• _What the task asks_: Produce an exact transcription of the listing below, omitting the pictures.

[Extracted data entries]
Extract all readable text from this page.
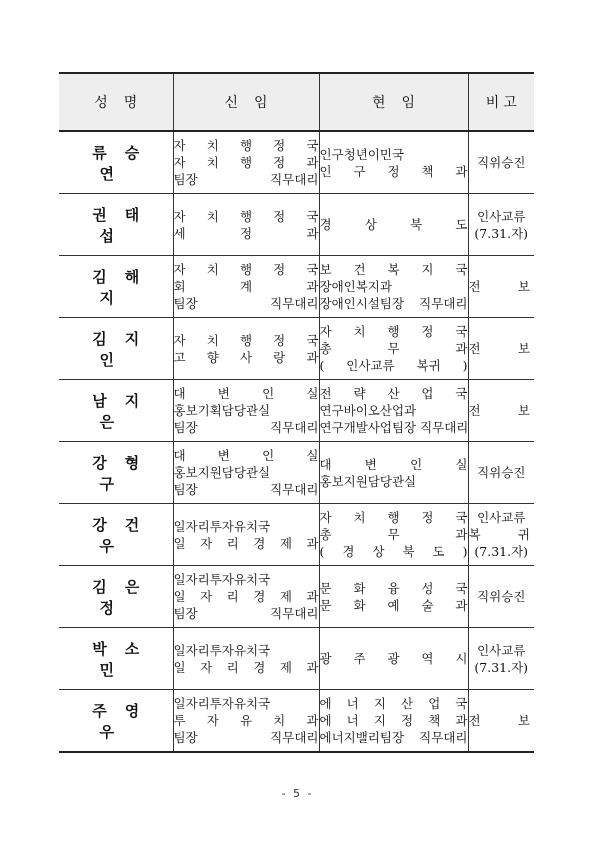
성명	신임	현임	비고
류승연	자 치 행 정 국
자 치 행 정 과
팀장 직무대리	인구청년이민국
인 구 정 책 과	직위승진

권태섭	자 치 행 정 국
세 정 과	경 상 북 도	인사교류
(7.31.자)

김해지	자 치 행 정 국
회 계 과
팀장 직무대리	보 건 복 지 국
장애인복지과
장애인시설팀장 직무대리	전 보

김지인	자 치 행 정 국
고 향 사 랑 과	자 치 행 정 국
총 무 과
( 인사교류 복귀 )	전 보

남지은	대 변 인 실
홍보기획담당관실
팀장 직무대리	전 략 산 업 국
연구바이오산업과
연구개발사업팀장 직무대리	전 보

강형구	대 변 인 실
홍보지원담당관실
팀장 직무대리	대 변 인 실
홍보지원담당관실	직위승진

강건우	일자리투자유치국
일 자 리 경 제 과	자 치 행 정 국
총 무 과
( 경 상 북 도 )	인사교류
복 귀
(7.31.자)

김은정	일자리투자유치국
일 자 리 경 제 과
팀장 직무대리	문 화 융 성 국
문 화 예 술 과	직위승진

박소민	일자리투자유치국
일 자 리 경 제 과	광 주 광 역 시	인사교류
(7.31.자)

주영우	일자리투자유치국
투 자 유 치 과
팀장 직무대리	에 너 지 산 업 국
에 너 지 정 책 과
에너지밸리팀장 직무대리	전 보
- 5 -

• _Task answer_:
Extract all readable text from this page.
성명	신임	현임	비고
류승연	자 치 행 정 국
자 치 행 정 과
팀장 직무대리	인구청년이민국
인 구 정 책 과	직위승진

권태섭	자 치 행 정 국
세 정 과	경 상 북 도	인사교류
(7.31.자)

김해지	자 치 행 정 국
회 계 과
팀장 직무대리	보 건 복 지 국
장애인복지과
장애인시설팀장 직무대리	전 보

김지인	자 치 행 정 국
고 향 사 랑 과	자 치 행 정 국
총 무 과
( 인사교류 복귀 )	전 보

남지은	대 변 인 실
홍보기획담당관실
팀장 직무대리	전 략 산 업 국
연구바이오산업과
연구개발사업팀장 직무대리	전 보

강형구	대 변 인 실
홍보지원담당관실
팀장 직무대리	대 변 인 실
홍보지원담당관실	직위승진

강건우	일자리투자유치국
일 자 리 경 제 과	자 치 행 정 국
총 무 과
( 경 상 북 도 )	인사교류
복 귀
(7.31.자)

김은정	일자리투자유치국
일 자 리 경 제 과
팀장 직무대리	문 화 융 성 국
문 화 예 술 과	직위승진

박소민	일자리투자유치국
일 자 리 경 제 과	광 주 광 역 시	인사교류
(7.31.자)

주영우	일자리투자유치국
투 자 유 치 과
팀장 직무대리	에 너 지 산 업 국
에 너 지 정 책 과
에너지밸리팀장 직무대리	전 보
- 5 -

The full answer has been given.